**Exercise prompt:** Count how many lines have the word "icon" in them. Reply with that number by itself.

**Raw records:**
..........

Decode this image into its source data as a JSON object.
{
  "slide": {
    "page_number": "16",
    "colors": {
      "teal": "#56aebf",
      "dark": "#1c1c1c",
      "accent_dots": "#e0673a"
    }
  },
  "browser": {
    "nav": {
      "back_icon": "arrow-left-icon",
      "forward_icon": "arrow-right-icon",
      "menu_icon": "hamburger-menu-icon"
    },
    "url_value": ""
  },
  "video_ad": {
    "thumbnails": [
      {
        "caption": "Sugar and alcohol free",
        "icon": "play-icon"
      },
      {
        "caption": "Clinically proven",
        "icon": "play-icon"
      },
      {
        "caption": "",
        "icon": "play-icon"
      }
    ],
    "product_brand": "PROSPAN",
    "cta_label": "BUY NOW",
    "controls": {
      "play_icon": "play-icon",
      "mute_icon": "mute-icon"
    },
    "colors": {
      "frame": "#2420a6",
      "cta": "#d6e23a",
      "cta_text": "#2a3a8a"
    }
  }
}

..........

**Result of this task:** 8